— PROBLEM STATEMENT —
How many lines in the records below hold the string "name"? Answer with the number alone.

[Dataset records]
— START —

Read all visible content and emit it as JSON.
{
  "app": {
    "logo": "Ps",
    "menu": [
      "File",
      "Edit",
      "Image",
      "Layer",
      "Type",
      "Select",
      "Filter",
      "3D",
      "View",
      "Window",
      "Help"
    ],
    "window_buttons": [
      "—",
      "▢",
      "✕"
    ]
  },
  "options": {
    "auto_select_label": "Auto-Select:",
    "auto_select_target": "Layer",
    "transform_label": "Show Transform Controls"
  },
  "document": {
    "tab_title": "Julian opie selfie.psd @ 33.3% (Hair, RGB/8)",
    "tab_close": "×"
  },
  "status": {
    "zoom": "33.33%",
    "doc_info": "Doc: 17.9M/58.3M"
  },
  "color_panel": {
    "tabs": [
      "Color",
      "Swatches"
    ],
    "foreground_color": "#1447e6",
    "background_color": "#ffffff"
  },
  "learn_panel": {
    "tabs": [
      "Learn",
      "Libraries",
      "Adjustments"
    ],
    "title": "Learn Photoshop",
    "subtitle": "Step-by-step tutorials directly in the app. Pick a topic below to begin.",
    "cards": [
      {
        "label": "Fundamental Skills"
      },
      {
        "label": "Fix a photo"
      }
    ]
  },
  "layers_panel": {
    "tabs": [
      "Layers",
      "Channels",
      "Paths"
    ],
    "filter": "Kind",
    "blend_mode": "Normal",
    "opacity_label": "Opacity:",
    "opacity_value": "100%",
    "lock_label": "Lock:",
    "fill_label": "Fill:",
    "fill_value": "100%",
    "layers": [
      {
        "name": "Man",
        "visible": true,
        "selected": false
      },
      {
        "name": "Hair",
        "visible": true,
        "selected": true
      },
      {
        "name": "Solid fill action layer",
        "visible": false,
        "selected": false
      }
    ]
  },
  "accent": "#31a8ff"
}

— END —

— THE ANSWER —
3